>>>
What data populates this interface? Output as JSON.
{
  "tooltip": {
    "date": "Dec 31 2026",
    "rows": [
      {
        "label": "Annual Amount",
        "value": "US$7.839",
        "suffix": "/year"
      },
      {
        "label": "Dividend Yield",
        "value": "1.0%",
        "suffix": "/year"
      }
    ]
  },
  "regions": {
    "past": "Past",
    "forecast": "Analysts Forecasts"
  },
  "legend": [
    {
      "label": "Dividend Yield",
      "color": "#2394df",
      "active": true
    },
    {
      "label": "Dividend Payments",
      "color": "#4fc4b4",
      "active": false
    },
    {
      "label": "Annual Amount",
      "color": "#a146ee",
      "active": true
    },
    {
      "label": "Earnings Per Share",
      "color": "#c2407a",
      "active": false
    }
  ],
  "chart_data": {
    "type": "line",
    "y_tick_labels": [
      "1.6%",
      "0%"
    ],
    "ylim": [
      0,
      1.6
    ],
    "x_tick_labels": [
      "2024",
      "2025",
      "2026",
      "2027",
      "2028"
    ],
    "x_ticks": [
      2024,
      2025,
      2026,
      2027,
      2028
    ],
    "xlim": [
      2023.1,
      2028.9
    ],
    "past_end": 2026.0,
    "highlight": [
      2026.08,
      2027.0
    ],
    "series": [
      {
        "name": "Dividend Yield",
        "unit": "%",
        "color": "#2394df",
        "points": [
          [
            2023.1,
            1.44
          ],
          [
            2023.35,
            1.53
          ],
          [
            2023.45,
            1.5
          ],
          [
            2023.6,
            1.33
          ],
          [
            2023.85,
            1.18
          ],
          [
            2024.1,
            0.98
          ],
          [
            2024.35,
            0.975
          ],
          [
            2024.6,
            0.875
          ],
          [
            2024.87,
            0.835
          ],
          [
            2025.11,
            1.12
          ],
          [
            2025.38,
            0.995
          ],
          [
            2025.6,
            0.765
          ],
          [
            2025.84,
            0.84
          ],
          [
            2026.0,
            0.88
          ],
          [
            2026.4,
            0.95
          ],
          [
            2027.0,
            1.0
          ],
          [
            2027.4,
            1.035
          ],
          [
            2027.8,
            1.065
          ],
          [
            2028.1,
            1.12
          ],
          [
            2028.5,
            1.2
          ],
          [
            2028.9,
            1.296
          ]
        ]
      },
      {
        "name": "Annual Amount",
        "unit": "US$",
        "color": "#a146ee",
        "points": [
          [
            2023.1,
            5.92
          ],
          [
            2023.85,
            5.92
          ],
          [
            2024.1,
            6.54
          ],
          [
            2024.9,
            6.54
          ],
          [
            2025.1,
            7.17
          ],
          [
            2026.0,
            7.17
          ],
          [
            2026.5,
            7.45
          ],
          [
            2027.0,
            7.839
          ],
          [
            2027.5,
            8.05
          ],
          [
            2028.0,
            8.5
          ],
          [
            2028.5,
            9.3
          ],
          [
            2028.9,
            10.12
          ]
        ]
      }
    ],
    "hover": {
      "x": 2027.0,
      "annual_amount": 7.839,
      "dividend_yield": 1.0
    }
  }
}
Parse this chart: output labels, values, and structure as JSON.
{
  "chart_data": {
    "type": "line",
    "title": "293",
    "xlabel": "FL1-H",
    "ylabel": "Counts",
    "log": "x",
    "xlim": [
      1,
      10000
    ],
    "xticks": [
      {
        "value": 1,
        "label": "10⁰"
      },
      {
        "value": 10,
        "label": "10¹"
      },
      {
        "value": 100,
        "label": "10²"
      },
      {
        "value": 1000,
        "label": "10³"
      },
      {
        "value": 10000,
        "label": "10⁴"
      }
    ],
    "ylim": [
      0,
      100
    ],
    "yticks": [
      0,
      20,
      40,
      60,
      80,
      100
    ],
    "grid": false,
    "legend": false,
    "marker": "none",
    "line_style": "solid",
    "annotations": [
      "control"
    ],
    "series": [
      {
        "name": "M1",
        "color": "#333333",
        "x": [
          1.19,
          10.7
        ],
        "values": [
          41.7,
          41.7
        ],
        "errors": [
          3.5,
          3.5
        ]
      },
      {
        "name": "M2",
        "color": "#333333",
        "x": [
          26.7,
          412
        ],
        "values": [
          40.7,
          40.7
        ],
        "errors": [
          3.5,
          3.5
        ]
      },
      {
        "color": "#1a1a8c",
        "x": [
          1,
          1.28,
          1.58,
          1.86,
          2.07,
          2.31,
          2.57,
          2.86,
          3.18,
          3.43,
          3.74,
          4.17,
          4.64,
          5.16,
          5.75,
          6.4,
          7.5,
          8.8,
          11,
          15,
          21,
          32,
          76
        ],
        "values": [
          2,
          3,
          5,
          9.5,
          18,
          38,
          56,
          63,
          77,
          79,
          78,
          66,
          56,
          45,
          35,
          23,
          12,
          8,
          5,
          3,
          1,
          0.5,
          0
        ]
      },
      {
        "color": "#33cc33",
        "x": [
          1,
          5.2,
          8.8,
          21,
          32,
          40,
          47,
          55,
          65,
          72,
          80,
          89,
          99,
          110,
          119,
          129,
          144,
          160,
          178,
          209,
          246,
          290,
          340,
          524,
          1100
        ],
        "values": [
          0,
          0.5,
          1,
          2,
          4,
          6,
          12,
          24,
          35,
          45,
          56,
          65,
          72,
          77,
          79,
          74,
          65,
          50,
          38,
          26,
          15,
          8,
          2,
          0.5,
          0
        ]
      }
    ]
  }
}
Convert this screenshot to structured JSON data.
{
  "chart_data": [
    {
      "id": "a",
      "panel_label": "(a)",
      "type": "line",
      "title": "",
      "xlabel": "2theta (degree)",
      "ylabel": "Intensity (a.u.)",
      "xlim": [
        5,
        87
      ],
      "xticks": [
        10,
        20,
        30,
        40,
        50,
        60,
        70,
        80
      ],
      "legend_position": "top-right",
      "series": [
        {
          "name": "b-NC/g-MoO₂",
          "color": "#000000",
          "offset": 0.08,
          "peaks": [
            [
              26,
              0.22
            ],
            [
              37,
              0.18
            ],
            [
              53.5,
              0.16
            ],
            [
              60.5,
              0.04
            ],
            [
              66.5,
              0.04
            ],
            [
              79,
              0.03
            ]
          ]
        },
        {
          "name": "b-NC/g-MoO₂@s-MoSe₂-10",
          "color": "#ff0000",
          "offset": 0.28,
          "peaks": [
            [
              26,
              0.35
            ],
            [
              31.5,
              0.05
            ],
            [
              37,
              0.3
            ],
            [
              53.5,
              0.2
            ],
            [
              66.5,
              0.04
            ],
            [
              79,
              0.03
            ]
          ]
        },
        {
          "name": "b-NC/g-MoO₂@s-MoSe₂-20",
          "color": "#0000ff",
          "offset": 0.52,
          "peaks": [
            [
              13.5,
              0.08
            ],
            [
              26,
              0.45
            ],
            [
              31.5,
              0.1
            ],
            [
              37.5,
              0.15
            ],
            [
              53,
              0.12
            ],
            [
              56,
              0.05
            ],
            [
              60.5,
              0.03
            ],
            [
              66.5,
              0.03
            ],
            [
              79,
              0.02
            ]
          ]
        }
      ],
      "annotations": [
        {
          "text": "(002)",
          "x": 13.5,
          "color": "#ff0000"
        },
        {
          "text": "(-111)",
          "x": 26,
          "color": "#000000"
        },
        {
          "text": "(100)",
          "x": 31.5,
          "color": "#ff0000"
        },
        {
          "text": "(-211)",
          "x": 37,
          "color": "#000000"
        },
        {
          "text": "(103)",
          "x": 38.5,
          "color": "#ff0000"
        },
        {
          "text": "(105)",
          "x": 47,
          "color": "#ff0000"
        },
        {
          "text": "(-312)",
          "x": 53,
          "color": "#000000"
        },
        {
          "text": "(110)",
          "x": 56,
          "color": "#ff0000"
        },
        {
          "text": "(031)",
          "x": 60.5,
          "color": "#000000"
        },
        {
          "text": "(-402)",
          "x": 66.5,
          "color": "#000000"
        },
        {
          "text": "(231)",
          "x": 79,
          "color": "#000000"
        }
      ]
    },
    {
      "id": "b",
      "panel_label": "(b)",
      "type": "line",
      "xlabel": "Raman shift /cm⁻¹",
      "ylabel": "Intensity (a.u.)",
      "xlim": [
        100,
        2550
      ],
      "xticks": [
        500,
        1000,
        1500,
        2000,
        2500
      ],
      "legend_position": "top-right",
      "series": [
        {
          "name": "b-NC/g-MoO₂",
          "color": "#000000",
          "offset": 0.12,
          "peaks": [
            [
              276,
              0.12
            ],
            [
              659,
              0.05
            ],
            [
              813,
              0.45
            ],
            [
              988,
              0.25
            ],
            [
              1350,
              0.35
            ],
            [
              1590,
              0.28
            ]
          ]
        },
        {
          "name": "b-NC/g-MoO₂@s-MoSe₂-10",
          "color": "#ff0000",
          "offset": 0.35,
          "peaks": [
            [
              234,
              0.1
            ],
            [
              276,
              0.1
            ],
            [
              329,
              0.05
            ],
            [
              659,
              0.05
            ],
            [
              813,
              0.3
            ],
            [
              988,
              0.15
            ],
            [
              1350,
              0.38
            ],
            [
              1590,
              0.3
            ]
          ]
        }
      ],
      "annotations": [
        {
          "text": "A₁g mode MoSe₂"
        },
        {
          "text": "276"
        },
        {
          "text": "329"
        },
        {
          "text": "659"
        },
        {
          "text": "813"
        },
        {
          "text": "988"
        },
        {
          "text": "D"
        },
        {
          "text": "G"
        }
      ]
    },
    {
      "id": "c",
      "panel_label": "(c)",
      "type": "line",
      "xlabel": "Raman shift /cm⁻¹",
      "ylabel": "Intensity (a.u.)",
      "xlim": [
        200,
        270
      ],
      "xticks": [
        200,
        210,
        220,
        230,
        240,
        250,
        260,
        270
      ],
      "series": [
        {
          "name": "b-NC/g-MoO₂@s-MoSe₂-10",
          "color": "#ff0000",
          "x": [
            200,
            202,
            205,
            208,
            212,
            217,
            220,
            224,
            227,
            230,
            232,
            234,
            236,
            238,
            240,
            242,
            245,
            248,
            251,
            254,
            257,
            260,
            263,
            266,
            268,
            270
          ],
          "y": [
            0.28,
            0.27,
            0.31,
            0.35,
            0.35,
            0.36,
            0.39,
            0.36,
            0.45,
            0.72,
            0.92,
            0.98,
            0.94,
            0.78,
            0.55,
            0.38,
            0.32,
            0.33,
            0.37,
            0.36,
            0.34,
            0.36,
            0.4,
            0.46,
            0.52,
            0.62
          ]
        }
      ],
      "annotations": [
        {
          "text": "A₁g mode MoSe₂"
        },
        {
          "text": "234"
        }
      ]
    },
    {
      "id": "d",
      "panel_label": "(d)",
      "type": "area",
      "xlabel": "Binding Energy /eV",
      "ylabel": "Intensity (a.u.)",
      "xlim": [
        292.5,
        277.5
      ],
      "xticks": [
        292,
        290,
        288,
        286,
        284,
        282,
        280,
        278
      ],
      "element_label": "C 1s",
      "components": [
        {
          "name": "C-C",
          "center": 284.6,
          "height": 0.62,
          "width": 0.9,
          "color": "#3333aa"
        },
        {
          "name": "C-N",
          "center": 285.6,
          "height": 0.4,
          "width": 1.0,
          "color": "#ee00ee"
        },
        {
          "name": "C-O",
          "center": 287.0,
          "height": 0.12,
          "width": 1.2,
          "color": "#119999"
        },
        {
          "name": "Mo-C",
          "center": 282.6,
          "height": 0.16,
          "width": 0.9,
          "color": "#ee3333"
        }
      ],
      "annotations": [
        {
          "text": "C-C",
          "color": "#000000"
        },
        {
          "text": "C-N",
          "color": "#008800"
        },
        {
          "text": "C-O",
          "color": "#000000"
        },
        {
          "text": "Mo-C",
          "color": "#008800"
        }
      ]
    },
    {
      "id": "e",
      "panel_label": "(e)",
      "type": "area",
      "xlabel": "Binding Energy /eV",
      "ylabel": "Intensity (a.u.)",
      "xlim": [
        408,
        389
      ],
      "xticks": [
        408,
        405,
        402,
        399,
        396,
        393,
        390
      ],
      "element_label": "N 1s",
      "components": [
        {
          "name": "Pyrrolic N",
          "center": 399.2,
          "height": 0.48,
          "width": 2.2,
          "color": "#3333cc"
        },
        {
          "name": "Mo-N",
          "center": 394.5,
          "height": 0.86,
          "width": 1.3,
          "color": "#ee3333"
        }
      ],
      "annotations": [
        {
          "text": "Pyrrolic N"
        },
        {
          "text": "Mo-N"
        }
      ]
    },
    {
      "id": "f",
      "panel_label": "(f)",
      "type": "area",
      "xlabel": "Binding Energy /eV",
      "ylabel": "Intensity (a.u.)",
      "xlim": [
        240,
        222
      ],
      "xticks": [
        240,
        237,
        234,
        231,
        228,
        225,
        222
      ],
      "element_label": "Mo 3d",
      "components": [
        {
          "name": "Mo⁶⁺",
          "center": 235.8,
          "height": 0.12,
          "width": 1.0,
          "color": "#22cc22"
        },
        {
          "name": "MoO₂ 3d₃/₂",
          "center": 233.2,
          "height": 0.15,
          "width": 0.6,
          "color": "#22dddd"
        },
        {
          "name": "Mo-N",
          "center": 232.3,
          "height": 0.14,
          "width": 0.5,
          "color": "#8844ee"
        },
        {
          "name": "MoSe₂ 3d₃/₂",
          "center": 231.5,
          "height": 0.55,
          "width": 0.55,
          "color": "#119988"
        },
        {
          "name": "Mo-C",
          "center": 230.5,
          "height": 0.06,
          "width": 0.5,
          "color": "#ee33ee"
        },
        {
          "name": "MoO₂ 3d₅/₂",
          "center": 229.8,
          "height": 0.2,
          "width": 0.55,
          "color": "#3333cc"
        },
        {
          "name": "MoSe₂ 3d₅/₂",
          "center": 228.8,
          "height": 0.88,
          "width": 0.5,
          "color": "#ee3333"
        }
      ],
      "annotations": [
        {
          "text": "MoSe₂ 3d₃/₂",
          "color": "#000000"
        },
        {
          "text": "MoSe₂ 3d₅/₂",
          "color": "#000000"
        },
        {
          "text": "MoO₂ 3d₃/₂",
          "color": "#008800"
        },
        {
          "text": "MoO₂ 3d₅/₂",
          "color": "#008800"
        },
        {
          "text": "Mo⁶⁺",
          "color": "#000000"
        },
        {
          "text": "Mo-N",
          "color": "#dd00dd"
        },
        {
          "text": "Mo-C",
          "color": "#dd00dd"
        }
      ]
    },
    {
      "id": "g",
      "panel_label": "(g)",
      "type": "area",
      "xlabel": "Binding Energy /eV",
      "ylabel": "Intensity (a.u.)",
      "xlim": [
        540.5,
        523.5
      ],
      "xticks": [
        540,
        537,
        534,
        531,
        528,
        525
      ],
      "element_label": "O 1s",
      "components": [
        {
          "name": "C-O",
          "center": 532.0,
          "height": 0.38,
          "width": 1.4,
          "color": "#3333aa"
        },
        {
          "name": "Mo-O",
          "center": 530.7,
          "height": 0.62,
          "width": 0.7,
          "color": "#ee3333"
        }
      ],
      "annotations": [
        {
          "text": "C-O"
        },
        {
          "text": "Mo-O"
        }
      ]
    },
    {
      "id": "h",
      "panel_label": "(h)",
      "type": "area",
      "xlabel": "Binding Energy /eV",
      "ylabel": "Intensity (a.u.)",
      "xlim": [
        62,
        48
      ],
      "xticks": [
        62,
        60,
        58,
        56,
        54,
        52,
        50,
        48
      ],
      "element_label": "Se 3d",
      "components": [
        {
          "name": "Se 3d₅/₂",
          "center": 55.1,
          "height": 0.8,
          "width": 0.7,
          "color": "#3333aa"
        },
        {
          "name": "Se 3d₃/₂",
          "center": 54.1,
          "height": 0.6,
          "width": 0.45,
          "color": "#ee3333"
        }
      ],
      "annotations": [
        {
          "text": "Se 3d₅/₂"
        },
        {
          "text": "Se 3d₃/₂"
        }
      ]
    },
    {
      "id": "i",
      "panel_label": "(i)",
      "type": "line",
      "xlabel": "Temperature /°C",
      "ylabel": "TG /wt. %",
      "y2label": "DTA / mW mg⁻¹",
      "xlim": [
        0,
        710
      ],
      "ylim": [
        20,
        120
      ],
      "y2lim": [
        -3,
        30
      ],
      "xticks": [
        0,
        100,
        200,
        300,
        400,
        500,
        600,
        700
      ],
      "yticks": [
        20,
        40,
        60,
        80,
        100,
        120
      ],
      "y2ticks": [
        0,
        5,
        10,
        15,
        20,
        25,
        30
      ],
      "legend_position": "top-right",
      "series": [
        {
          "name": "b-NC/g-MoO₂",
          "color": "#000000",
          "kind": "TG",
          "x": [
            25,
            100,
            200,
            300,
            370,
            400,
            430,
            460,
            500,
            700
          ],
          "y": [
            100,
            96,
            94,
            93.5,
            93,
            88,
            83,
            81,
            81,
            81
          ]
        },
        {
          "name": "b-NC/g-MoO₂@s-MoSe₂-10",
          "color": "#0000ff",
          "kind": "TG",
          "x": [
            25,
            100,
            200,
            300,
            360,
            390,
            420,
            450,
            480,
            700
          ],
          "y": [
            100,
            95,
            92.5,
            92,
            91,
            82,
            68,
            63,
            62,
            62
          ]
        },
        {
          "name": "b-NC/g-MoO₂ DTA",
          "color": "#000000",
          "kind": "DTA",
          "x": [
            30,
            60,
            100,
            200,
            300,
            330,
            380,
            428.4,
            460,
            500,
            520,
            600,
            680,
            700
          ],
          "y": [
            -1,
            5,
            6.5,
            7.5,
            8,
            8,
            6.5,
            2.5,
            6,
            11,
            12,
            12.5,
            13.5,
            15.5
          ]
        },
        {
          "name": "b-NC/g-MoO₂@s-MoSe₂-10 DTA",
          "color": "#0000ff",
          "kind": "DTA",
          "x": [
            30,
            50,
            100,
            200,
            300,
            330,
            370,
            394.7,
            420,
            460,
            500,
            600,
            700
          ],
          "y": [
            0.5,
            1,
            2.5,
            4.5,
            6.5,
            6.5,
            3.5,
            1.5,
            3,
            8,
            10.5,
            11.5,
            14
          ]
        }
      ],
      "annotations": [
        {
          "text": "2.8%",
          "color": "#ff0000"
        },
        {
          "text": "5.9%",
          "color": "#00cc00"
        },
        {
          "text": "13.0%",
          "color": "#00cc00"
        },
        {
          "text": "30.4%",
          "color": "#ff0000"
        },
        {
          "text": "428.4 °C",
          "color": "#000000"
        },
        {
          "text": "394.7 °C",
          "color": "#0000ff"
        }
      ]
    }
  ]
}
<<<
### WHAT TO WORK ON:
Identify and list each line with the word "this".

### EXERCISE ANSWER:
What data populates this interface? Output as JSON.
Parse this chart: output labels, values, and structure as JSON.
Convert this screenshot to structured JSON data.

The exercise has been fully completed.